_BRIEF_:
Sort through the data and copy the lines holding the word "name".

_INPUT MATERIAL_:

BEGIN

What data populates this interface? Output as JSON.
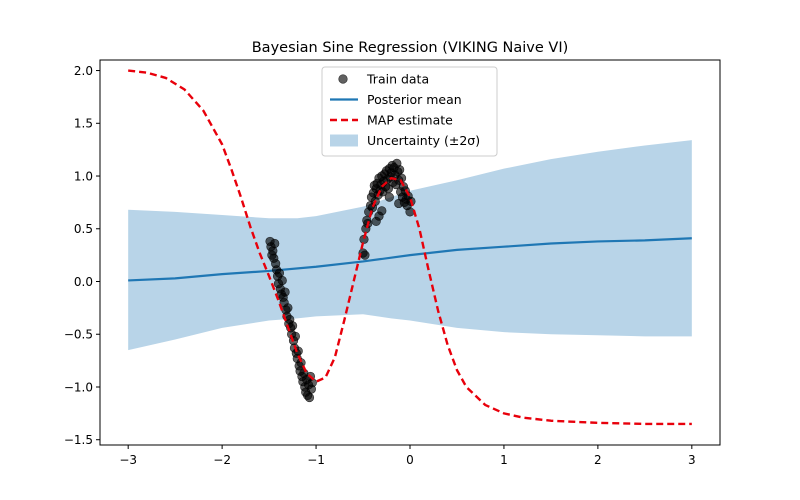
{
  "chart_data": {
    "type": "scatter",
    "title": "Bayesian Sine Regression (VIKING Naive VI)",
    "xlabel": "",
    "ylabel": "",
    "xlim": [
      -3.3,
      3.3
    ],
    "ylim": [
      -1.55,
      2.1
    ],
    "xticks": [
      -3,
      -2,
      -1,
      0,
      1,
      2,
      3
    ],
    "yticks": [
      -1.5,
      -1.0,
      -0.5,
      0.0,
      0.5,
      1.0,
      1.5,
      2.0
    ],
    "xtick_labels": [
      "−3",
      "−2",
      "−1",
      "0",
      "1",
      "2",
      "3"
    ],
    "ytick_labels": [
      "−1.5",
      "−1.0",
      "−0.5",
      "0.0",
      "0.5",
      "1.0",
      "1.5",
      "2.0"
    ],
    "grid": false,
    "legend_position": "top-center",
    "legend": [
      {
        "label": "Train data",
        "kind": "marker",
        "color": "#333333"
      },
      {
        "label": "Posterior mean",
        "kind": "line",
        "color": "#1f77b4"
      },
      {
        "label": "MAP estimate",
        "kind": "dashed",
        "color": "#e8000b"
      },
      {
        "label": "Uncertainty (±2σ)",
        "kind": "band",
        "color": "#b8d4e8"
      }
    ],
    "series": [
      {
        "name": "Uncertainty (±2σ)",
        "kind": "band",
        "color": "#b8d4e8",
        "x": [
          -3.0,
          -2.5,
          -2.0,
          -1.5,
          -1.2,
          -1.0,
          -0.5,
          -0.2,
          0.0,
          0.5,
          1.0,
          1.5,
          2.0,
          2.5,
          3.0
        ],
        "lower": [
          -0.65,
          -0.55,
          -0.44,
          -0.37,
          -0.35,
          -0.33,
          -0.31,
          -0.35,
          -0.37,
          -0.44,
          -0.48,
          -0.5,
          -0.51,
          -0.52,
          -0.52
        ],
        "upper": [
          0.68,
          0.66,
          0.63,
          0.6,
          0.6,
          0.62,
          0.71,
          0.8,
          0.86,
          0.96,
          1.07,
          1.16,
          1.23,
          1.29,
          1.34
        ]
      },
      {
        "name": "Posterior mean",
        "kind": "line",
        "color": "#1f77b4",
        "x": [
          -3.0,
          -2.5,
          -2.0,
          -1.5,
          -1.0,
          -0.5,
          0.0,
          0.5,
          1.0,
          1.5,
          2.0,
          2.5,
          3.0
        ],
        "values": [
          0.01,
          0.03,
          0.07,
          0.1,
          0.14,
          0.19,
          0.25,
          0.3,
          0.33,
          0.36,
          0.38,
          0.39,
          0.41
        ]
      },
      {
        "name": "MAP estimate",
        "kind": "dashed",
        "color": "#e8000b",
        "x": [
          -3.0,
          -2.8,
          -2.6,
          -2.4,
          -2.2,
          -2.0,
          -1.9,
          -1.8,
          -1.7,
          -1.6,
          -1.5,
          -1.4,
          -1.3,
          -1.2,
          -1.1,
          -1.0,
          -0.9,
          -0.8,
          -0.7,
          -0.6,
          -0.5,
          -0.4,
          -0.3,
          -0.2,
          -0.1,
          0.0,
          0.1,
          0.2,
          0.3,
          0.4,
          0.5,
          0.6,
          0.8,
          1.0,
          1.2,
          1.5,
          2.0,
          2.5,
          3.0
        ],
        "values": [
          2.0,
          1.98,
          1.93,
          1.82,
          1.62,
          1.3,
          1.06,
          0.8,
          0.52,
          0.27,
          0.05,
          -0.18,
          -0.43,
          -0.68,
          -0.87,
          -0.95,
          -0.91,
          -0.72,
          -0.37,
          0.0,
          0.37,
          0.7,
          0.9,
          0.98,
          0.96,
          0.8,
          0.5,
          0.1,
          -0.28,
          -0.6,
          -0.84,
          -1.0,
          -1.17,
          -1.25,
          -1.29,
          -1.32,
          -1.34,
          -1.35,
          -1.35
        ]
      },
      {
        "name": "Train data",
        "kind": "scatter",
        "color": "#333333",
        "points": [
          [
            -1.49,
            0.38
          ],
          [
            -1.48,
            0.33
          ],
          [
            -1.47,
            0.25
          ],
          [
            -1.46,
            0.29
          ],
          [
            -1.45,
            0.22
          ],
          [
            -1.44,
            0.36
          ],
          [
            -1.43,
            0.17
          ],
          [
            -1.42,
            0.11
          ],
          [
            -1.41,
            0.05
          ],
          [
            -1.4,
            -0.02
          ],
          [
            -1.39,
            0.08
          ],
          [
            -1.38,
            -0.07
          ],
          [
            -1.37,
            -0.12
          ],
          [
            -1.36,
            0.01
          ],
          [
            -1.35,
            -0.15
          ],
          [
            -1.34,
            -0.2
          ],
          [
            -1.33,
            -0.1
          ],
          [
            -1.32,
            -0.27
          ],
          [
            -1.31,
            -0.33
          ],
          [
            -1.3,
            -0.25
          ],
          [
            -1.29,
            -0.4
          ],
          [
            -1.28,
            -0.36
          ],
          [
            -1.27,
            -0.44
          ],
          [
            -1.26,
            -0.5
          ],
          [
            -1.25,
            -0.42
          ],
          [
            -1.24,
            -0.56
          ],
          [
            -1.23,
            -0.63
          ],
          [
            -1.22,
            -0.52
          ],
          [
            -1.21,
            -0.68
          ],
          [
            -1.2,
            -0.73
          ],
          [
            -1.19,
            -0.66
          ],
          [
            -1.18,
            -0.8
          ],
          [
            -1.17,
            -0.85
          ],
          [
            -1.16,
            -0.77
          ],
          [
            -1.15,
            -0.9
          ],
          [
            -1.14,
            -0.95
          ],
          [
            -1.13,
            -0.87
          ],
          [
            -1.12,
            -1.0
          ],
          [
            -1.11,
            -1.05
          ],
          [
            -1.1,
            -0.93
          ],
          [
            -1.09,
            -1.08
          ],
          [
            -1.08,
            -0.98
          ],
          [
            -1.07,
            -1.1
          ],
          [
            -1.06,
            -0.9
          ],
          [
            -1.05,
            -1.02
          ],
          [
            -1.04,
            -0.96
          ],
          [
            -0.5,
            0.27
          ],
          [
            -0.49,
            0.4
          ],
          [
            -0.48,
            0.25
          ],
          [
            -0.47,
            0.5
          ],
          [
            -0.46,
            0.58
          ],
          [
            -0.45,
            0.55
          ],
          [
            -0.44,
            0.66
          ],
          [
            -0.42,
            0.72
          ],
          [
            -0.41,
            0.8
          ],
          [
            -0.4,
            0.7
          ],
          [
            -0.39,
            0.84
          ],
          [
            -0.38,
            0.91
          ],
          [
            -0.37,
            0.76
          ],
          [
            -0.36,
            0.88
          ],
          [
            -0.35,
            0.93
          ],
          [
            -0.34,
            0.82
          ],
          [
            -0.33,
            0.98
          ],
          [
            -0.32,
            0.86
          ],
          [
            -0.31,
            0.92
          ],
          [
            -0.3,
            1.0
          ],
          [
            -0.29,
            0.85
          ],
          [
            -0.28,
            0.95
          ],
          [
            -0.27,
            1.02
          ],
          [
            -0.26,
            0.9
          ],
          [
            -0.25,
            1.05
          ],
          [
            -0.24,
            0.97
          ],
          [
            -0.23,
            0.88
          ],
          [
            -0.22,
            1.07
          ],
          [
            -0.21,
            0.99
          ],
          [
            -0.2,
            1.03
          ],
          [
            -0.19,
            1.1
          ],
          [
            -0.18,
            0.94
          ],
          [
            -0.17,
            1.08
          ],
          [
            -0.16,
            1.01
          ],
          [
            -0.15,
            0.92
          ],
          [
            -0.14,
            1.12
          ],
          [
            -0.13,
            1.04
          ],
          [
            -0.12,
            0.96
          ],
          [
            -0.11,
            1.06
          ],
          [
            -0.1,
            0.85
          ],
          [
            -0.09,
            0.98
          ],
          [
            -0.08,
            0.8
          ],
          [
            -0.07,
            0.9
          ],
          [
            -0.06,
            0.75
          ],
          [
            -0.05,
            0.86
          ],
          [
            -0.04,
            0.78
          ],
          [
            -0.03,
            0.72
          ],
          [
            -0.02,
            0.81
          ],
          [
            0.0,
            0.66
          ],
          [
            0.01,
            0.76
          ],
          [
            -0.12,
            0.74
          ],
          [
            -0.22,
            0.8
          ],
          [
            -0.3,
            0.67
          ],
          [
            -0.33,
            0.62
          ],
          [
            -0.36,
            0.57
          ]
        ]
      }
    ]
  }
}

END
BEGIN

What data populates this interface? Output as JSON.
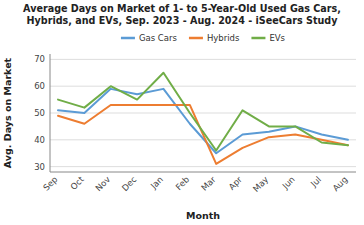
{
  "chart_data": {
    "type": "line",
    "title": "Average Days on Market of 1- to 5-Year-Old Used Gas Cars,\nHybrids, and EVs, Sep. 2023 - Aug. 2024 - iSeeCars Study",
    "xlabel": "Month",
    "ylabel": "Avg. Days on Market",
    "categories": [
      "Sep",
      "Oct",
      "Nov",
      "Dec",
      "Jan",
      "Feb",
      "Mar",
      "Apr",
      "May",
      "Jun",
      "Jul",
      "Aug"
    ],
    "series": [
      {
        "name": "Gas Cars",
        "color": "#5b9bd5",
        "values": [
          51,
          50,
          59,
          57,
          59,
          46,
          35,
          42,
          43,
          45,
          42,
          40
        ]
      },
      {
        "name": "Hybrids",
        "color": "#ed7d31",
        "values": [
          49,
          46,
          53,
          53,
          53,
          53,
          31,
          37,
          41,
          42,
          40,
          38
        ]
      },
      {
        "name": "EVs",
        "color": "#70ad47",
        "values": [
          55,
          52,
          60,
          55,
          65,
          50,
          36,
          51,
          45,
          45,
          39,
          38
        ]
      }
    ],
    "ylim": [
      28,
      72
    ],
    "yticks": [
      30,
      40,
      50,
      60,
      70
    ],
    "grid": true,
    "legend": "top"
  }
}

END

_TASK RESULT_:
        "name": "Uncertainty (±2σ)",
        "name": "Posterior mean",
        "name": "MAP estimate",
        "name": "Train data",
        "name": "Gas Cars",
        "name": "Hybrids",
        "name": "EVs",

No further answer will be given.